• [Input for this task]:
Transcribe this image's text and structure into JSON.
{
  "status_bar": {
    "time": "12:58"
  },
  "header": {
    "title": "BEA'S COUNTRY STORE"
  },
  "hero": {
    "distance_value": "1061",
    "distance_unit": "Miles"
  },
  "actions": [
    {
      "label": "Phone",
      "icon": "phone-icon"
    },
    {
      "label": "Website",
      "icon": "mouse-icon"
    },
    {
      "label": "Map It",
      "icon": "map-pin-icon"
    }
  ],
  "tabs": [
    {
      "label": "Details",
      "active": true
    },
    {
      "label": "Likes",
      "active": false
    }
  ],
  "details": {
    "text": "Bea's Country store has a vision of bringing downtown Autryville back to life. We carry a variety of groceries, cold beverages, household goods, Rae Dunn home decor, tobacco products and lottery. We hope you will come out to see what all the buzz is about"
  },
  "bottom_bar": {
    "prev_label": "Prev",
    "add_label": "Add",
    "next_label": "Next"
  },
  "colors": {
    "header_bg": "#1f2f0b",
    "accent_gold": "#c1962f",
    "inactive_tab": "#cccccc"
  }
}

• [What is being asked]:
What is the number of lines in the records that contain the word "icon"? Answer with the number and nothing else.

• [Exercise output]:
3